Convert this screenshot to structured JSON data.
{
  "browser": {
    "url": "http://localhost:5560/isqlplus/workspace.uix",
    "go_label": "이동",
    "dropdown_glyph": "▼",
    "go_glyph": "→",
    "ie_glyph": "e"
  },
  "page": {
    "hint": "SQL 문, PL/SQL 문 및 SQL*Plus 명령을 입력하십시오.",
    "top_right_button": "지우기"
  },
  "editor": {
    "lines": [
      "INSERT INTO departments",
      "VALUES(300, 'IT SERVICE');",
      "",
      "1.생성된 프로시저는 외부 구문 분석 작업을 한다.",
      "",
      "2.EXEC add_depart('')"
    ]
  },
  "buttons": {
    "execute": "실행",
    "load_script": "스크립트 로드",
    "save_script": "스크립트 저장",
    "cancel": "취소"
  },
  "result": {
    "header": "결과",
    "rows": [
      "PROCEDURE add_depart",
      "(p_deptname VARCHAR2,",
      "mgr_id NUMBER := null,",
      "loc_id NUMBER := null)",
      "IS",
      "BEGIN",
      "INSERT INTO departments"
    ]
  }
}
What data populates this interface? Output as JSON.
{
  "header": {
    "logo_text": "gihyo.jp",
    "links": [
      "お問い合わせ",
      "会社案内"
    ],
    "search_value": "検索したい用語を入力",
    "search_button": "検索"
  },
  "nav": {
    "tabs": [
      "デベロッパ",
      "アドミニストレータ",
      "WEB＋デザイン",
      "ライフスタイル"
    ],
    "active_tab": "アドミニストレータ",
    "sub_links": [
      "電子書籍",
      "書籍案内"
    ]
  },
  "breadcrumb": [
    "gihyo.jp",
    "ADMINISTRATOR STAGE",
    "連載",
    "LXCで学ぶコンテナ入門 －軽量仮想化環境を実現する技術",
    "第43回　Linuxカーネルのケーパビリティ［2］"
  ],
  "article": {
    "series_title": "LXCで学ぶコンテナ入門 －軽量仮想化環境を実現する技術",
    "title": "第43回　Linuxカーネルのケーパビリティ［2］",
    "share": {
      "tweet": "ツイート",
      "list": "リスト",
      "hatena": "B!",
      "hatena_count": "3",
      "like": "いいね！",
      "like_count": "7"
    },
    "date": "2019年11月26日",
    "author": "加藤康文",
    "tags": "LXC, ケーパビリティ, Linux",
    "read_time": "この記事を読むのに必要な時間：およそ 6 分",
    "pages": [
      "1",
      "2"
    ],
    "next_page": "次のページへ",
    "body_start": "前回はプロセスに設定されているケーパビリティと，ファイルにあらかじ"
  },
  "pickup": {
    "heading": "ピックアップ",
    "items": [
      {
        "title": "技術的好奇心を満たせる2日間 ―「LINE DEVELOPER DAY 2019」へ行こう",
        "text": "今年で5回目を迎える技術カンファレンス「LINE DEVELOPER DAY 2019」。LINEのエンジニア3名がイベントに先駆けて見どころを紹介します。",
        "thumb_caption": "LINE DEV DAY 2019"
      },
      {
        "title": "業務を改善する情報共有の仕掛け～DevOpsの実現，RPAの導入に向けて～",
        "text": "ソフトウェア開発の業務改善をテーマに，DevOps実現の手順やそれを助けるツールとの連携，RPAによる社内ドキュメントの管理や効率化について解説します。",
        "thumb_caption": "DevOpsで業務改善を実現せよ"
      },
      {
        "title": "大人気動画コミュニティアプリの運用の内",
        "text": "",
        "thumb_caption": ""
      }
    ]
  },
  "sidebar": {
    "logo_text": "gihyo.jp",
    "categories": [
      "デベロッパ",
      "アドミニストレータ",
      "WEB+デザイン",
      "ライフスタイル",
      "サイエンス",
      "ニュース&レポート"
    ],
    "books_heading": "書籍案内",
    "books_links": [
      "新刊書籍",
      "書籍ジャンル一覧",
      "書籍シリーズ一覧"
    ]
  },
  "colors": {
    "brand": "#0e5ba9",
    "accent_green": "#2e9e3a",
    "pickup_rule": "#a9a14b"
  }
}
==
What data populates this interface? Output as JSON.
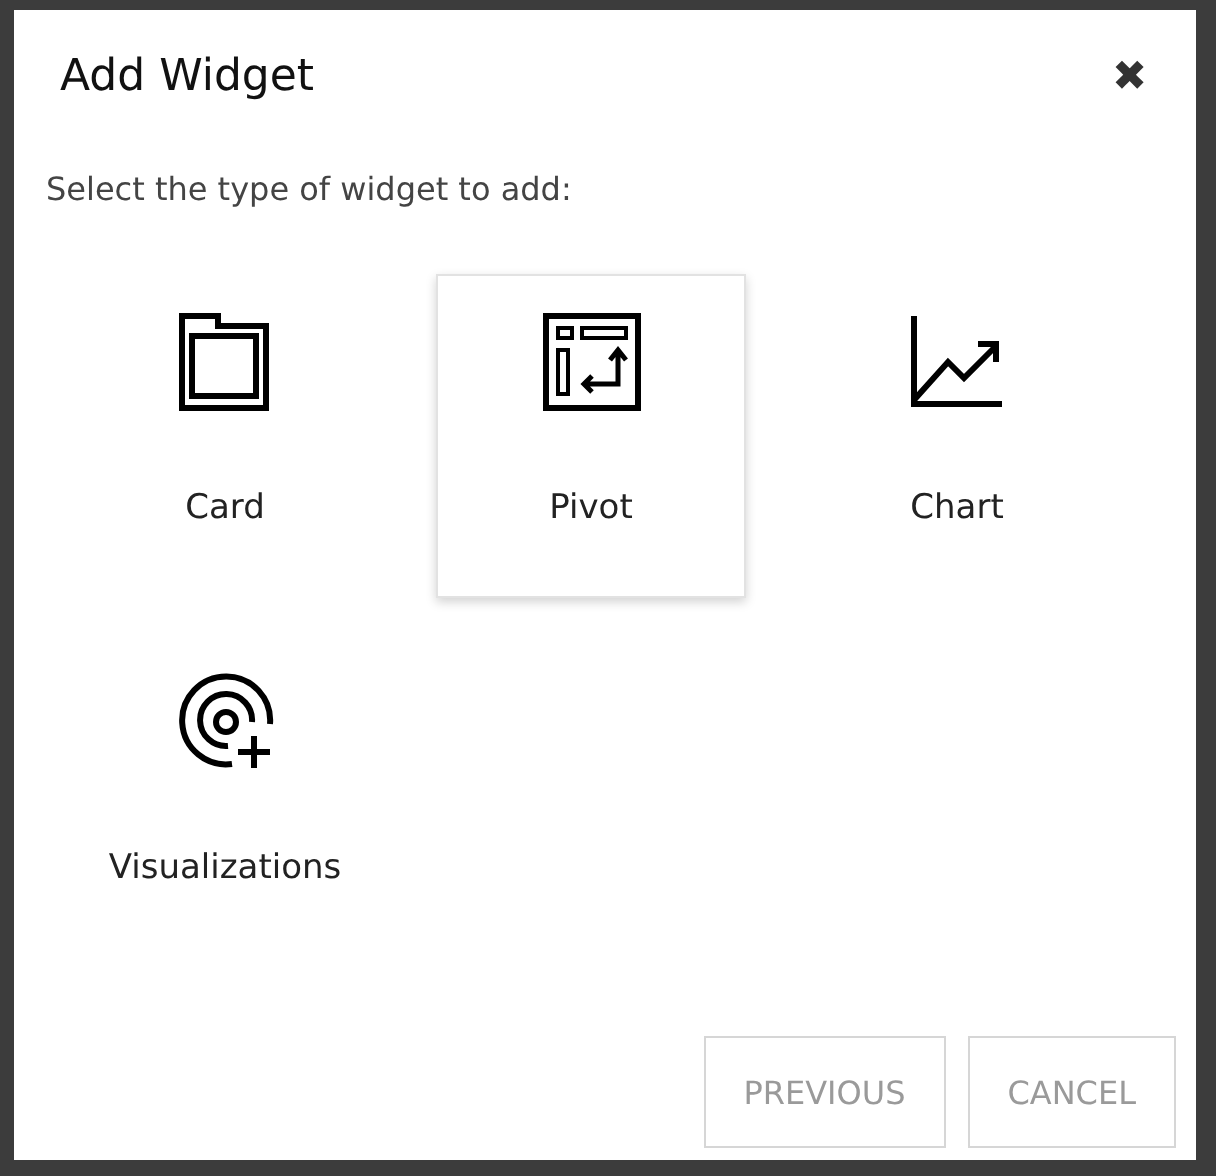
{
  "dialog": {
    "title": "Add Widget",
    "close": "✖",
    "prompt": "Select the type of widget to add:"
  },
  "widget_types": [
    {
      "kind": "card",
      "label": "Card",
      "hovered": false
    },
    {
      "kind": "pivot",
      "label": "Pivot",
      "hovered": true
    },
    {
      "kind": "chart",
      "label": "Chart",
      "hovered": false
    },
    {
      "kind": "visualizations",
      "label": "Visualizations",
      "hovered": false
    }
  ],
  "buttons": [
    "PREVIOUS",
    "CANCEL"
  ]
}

### Your instructions
Look through the material above. Copy each line where the word "INSERT" appears.

### Written answer
      "INSERT INTO departments",
      "INSERT INTO departments"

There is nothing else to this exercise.